## Material
--*--

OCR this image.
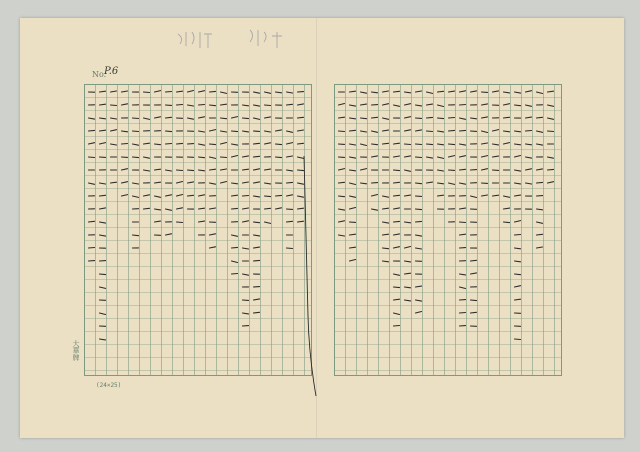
No.
P.6
(24×25)
大華牌
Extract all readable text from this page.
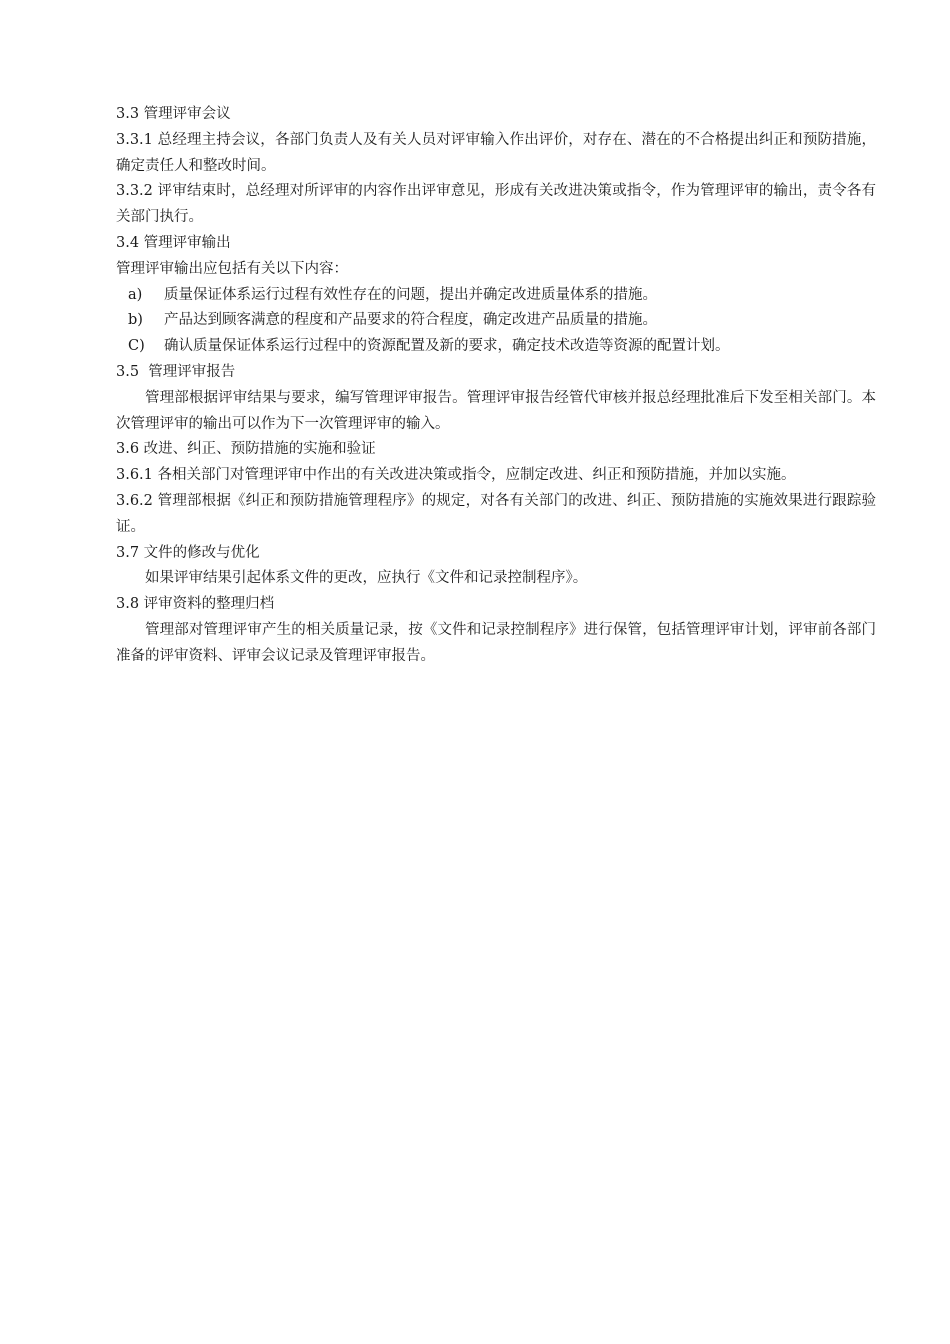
3.3 管理评审会议
3.3.1 总经理主持会议，各部门负责人及有关人员对评审输入作出评价，对存在、潜在的不合格提出纠正和预防措施，确定责任人和整改时间。
3.3.2 评审结束时，总经理对所评审的内容作出评审意见，形成有关改进决策或指令，作为管理评审的输出，责令各有关部门执行。
3.4 管理评审输出
管理评审输出应包括有关以下内容：
a)	质量保证体系运行过程有效性存在的问题，提出并确定改进质量体系的措施。
b)	产品达到顾客满意的程度和产品要求的符合程度，确定改进产品质量的措施。
C)	确认质量保证体系运行过程中的资源配置及新的要求，确定技术改造等资源的配置计划。
3.5  管理评审报告
管理部根据评审结果与要求，编写管理评审报告。管理评审报告经管代审核并报总经理批准后下发至相关部门。本次管理评审的输出可以作为下一次管理评审的输入。
3.6 改进、纠正、预防措施的实施和验证
3.6.1 各相关部门对管理评审中作出的有关改进决策或指令，应制定改进、纠正和预防措施，并加以实施。
3.6.2 管理部根据《纠正和预防措施管理程序》的规定，对各有关部门的改进、纠正、预防措施的实施效果进行跟踪验证。
3.7 文件的修改与优化
如果评审结果引起体系文件的更改，应执行《文件和记录控制程序》。
3.8 评审资料的整理归档
管理部对管理评审产生的相关质量记录，按《文件和记录控制程序》进行保管，包括管理评审计划，评审前各部门准备的评审资料、评审会议记录及管理评审报告。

--*--

## Written task
Extract the entries in full, exactly as they are, minus the pictures.

## Solution for this exercise
OCR this image.
No.
P.6
(24×25)
大華牌
Extract all readable text from this page.
3.3 管理评审会议
3.3.1 总经理主持会议，各部门负责人及有关人员对评审输入作出评价，对存在、潜在的不合格提出纠正和预防措施，确定责任人和整改时间。
3.3.2 评审结束时，总经理对所评审的内容作出评审意见，形成有关改进决策或指令，作为管理评审的输出，责令各有关部门执行。
3.4 管理评审输出
管理评审输出应包括有关以下内容：
a)	质量保证体系运行过程有效性存在的问题，提出并确定改进质量体系的措施。
b)	产品达到顾客满意的程度和产品要求的符合程度，确定改进产品质量的措施。
C)	确认质量保证体系运行过程中的资源配置及新的要求，确定技术改造等资源的配置计划。
3.5  管理评审报告
管理部根据评审结果与要求，编写管理评审报告。管理评审报告经管代审核并报总经理批准后下发至相关部门。本次管理评审的输出可以作为下一次管理评审的输入。
3.6 改进、纠正、预防措施的实施和验证
3.6.1 各相关部门对管理评审中作出的有关改进决策或指令，应制定改进、纠正和预防措施，并加以实施。
3.6.2 管理部根据《纠正和预防措施管理程序》的规定，对各有关部门的改进、纠正、预防措施的实施效果进行跟踪验证。
3.7 文件的修改与优化
如果评审结果引起体系文件的更改，应执行《文件和记录控制程序》。
3.8 评审资料的整理归档
管理部对管理评审产生的相关质量记录，按《文件和记录控制程序》进行保管，包括管理评审计划，评审前各部门准备的评审资料、评审会议记录及管理评审报告。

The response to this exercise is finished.